**Goal of the exercise:** Please copy out every line of the entries below verbatim, leaving out the pictures.

---

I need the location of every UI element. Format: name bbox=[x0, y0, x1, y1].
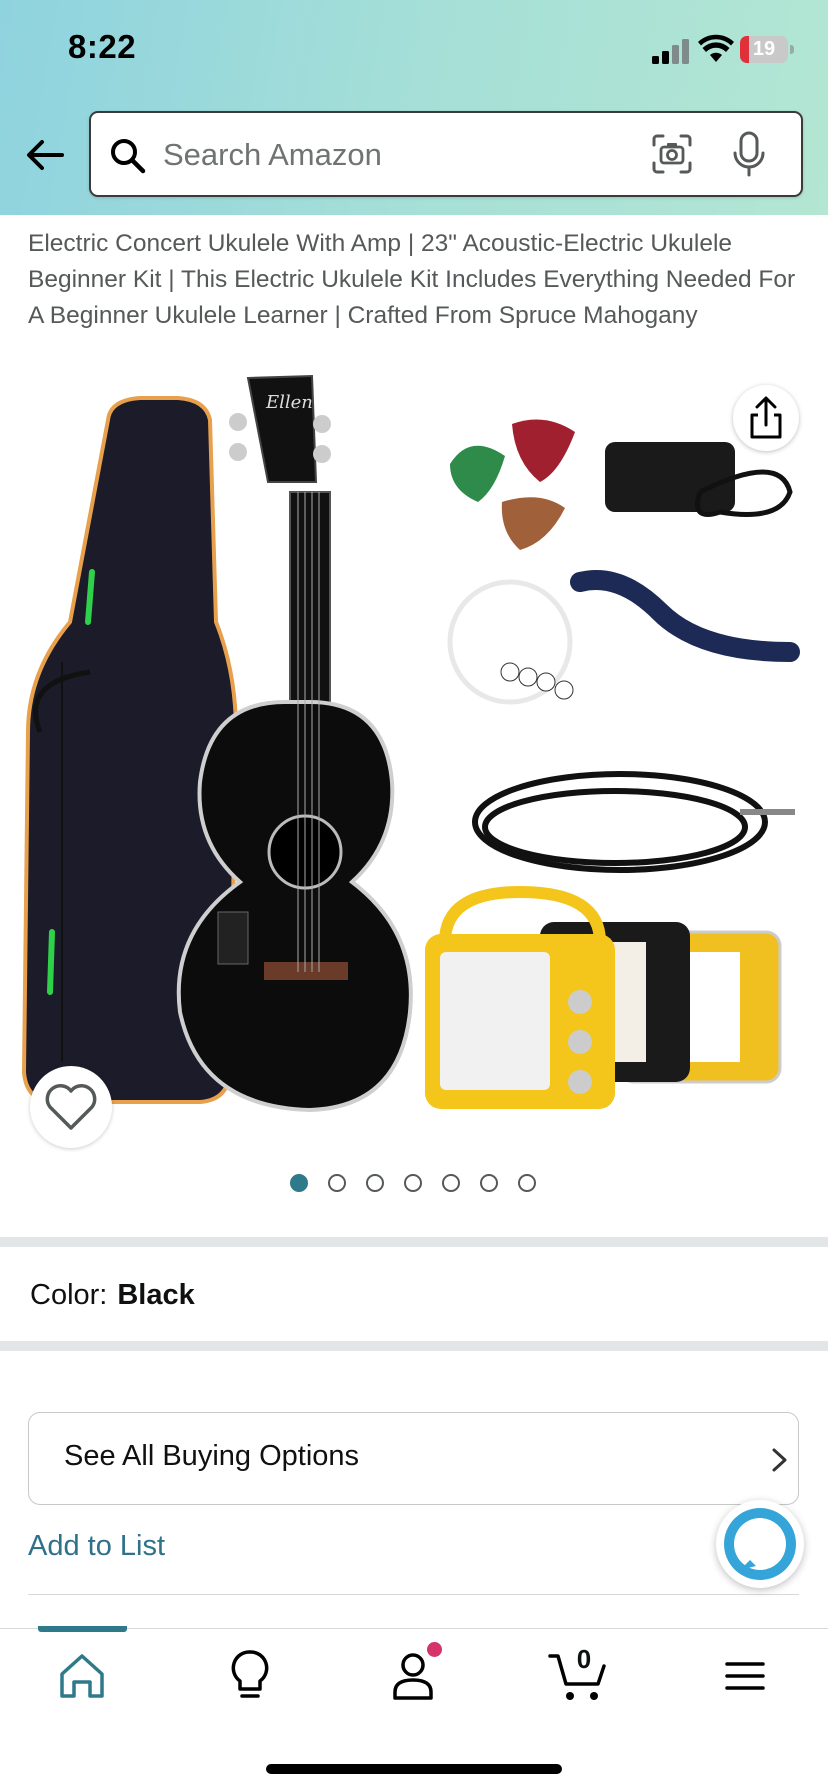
home-icon[interactable] bbox=[52, 1648, 112, 1704]
carousel-dot[interactable] bbox=[518, 1174, 536, 1192]
cart-count: 0 bbox=[576, 1644, 592, 1674]
carousel-dot[interactable] bbox=[366, 1174, 384, 1192]
amps-image bbox=[425, 885, 782, 1109]
color-label: Color: bbox=[30, 1279, 108, 1311]
back-arrow-icon[interactable] bbox=[22, 132, 68, 178]
carousel-dot[interactable] bbox=[328, 1174, 346, 1192]
carousel-dot[interactable] bbox=[404, 1174, 422, 1192]
battery-level: 19 bbox=[752, 38, 776, 60]
lightbulb-icon[interactable] bbox=[220, 1648, 280, 1704]
carousel-dot[interactable] bbox=[480, 1174, 498, 1192]
power-adapter-image bbox=[605, 442, 793, 517]
divider bbox=[28, 1594, 799, 1595]
active-tab-indicator bbox=[38, 1626, 127, 1632]
color-value: Black bbox=[117, 1279, 195, 1311]
brand-logo-text: Ellen bbox=[265, 392, 313, 413]
buying-options-label: See All Buying Options bbox=[64, 1440, 360, 1472]
cable-image bbox=[472, 771, 795, 873]
product-image[interactable]: Ellen bbox=[0, 372, 828, 1152]
status-time: 8:22 bbox=[68, 28, 137, 65]
search-icon bbox=[111, 139, 146, 174]
menu-icon[interactable] bbox=[715, 1648, 775, 1704]
microphone-icon[interactable] bbox=[731, 131, 767, 179]
header: 8:22 19 bbox=[0, 0, 828, 215]
cellular-signal-icon bbox=[652, 39, 689, 64]
share-button[interactable] bbox=[733, 385, 799, 451]
picks-image bbox=[450, 419, 575, 550]
image-carousel-dots bbox=[290, 1174, 536, 1196]
wishlist-button[interactable] bbox=[30, 1066, 112, 1148]
carousel-dot[interactable] bbox=[290, 1174, 308, 1192]
alexa-icon bbox=[724, 1508, 796, 1580]
notification-badge bbox=[427, 1642, 442, 1657]
camera-scan-icon[interactable] bbox=[651, 133, 693, 175]
heart-icon bbox=[45, 1084, 97, 1130]
add-to-list-link[interactable]: Add to List bbox=[28, 1530, 165, 1563]
chevron-right-icon bbox=[772, 1448, 787, 1472]
section-divider bbox=[0, 1341, 828, 1351]
product-title[interactable]: Electric Concert Ukulele With Amp | 23" … bbox=[28, 226, 808, 334]
strap-image bbox=[570, 570, 800, 662]
share-icon bbox=[750, 396, 782, 439]
battery-icon: 19 bbox=[740, 36, 794, 63]
strings-image bbox=[447, 579, 574, 705]
wifi-icon bbox=[698, 34, 734, 62]
alexa-button[interactable] bbox=[716, 1500, 804, 1588]
search-box[interactable] bbox=[89, 111, 803, 197]
carousel-dot[interactable] bbox=[442, 1174, 460, 1192]
search-input[interactable] bbox=[163, 127, 663, 183]
color-selector[interactable]: Color: Black bbox=[30, 1279, 195, 1312]
see-all-buying-options-button[interactable]: See All Buying Options bbox=[28, 1412, 799, 1505]
section-divider bbox=[0, 1237, 828, 1247]
home-indicator bbox=[266, 1764, 562, 1774]
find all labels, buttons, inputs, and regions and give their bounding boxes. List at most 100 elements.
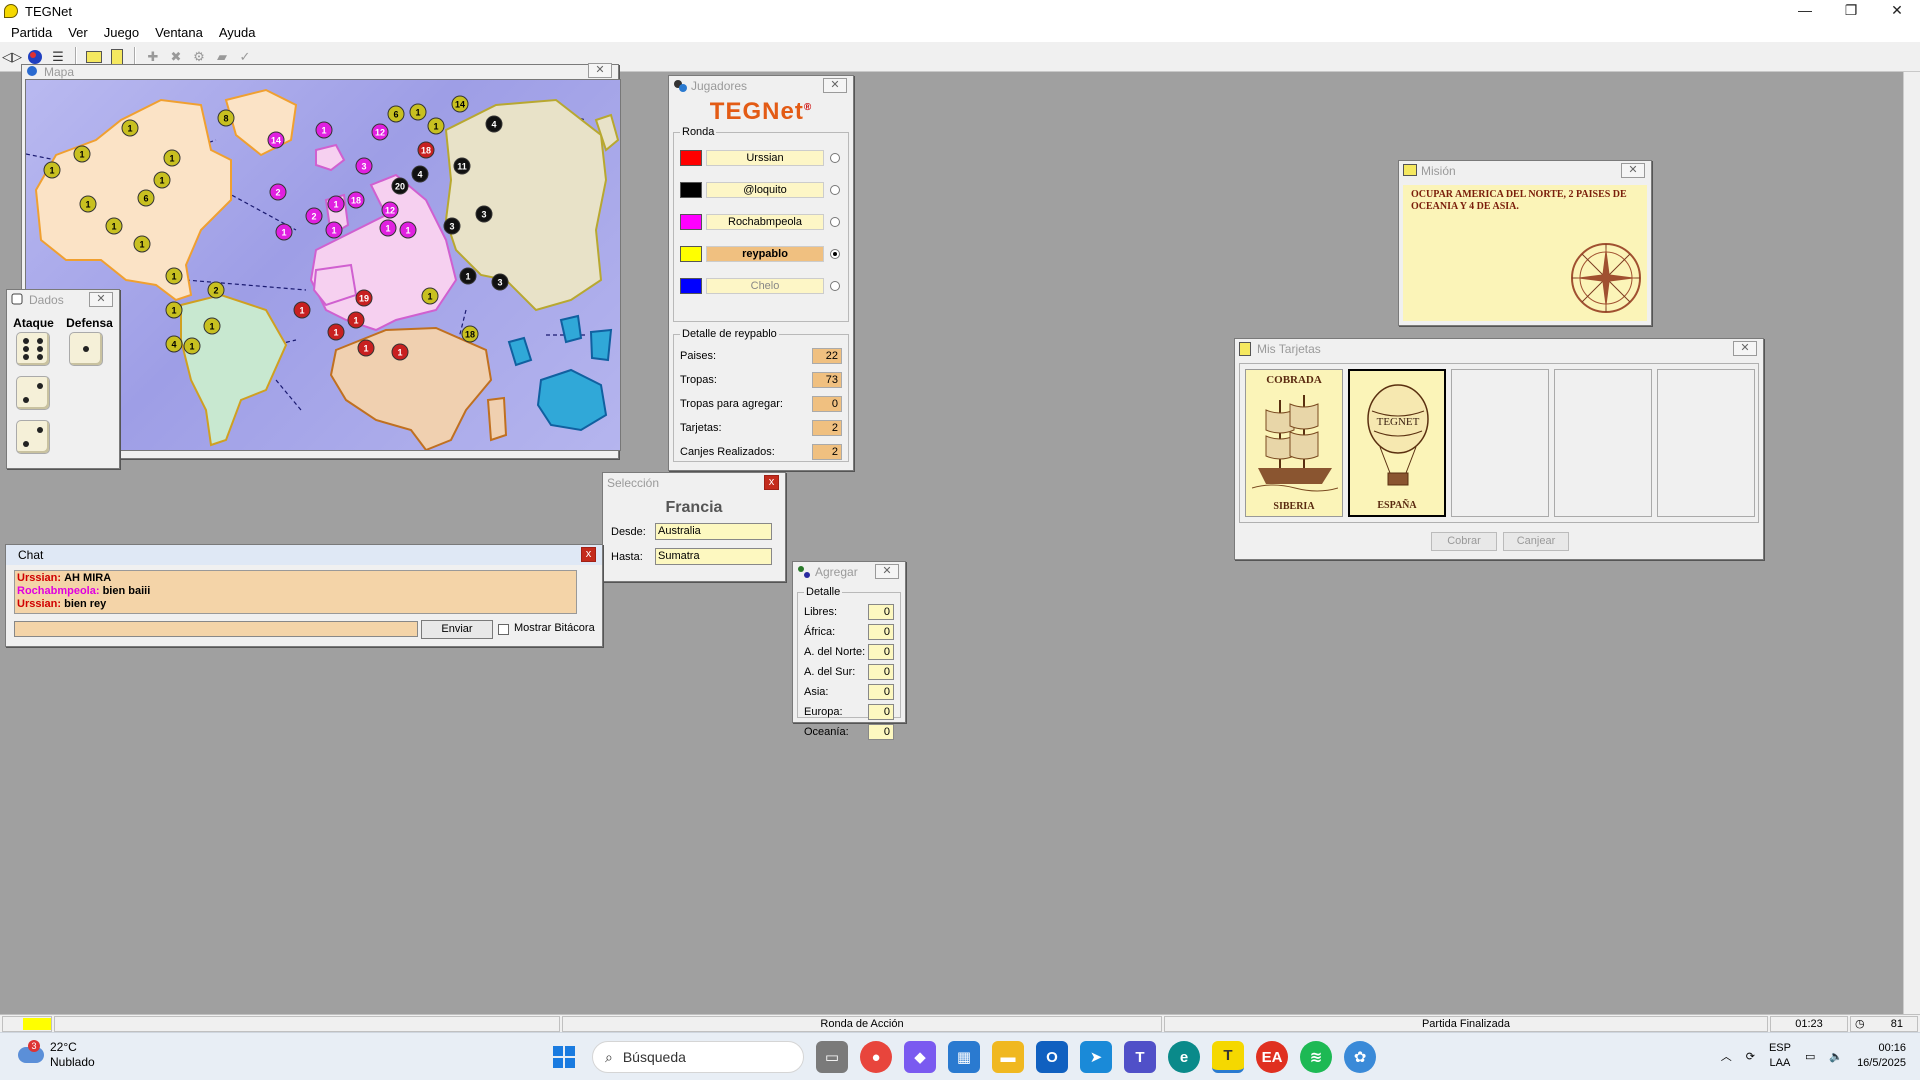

---

**Full response:**
I need the location of every UI element. Format: name bbox=[x0, y0, x1, y1].
home-icon[interactable] bbox=[52, 1648, 112, 1704]
carousel-dot[interactable] bbox=[518, 1174, 536, 1192]
cart-count: 0 bbox=[576, 1644, 592, 1674]
carousel-dot[interactable] bbox=[366, 1174, 384, 1192]
amps-image bbox=[425, 885, 782, 1109]
color-label: Color: bbox=[30, 1279, 108, 1311]
back-arrow-icon[interactable] bbox=[22, 132, 68, 178]
carousel-dot[interactable] bbox=[328, 1174, 346, 1192]
carousel-dot[interactable] bbox=[404, 1174, 422, 1192]
battery-level: 19 bbox=[752, 38, 776, 60]
lightbulb-icon[interactable] bbox=[220, 1648, 280, 1704]
carousel-dot[interactable] bbox=[480, 1174, 498, 1192]
power-adapter-image bbox=[605, 442, 793, 517]
divider bbox=[28, 1594, 799, 1595]
active-tab-indicator bbox=[38, 1626, 127, 1632]
color-value: Black bbox=[117, 1279, 195, 1311]
brand-logo-text: Ellen bbox=[265, 392, 313, 413]
buying-options-label: See All Buying Options bbox=[64, 1440, 360, 1472]
cable-image bbox=[472, 771, 795, 873]
product-image[interactable]: Ellen bbox=[0, 372, 828, 1152]
status-time: 8:22 bbox=[68, 28, 137, 65]
search-icon bbox=[111, 139, 146, 174]
menu-icon[interactable] bbox=[715, 1648, 775, 1704]
microphone-icon[interactable] bbox=[731, 131, 767, 179]
header: 8:22 19 bbox=[0, 0, 828, 215]
cellular-signal-icon bbox=[652, 39, 689, 64]
share-button[interactable] bbox=[733, 385, 799, 451]
picks-image bbox=[450, 419, 575, 550]
image-carousel-dots bbox=[290, 1174, 536, 1196]
wishlist-button[interactable] bbox=[30, 1066, 112, 1148]
carousel-dot[interactable] bbox=[290, 1174, 308, 1192]
alexa-icon bbox=[724, 1508, 796, 1580]
notification-badge bbox=[427, 1642, 442, 1657]
camera-scan-icon[interactable] bbox=[651, 133, 693, 175]
heart-icon bbox=[45, 1084, 97, 1130]
add-to-list-link[interactable]: Add to List bbox=[28, 1530, 165, 1563]
chevron-right-icon bbox=[772, 1448, 787, 1472]
section-divider bbox=[0, 1341, 828, 1351]
product-title[interactable]: Electric Concert Ukulele With Amp | 23" … bbox=[28, 226, 808, 334]
strap-image bbox=[570, 570, 800, 662]
share-icon bbox=[750, 396, 782, 439]
battery-icon: 19 bbox=[740, 36, 794, 63]
strings-image bbox=[447, 579, 574, 705]
wifi-icon bbox=[698, 34, 734, 62]
alexa-button[interactable] bbox=[716, 1500, 804, 1588]
search-box[interactable] bbox=[89, 111, 803, 197]
carousel-dot[interactable] bbox=[442, 1174, 460, 1192]
search-input[interactable] bbox=[163, 127, 663, 183]
color-selector[interactable]: Color: Black bbox=[30, 1279, 195, 1312]
see-all-buying-options-button[interactable]: See All Buying Options bbox=[28, 1412, 799, 1505]
section-divider bbox=[0, 1237, 828, 1247]
home-indicator bbox=[266, 1764, 562, 1774]
find all labels, buttons, inputs, and regions and give their bounding boxes. List at most 100 elements.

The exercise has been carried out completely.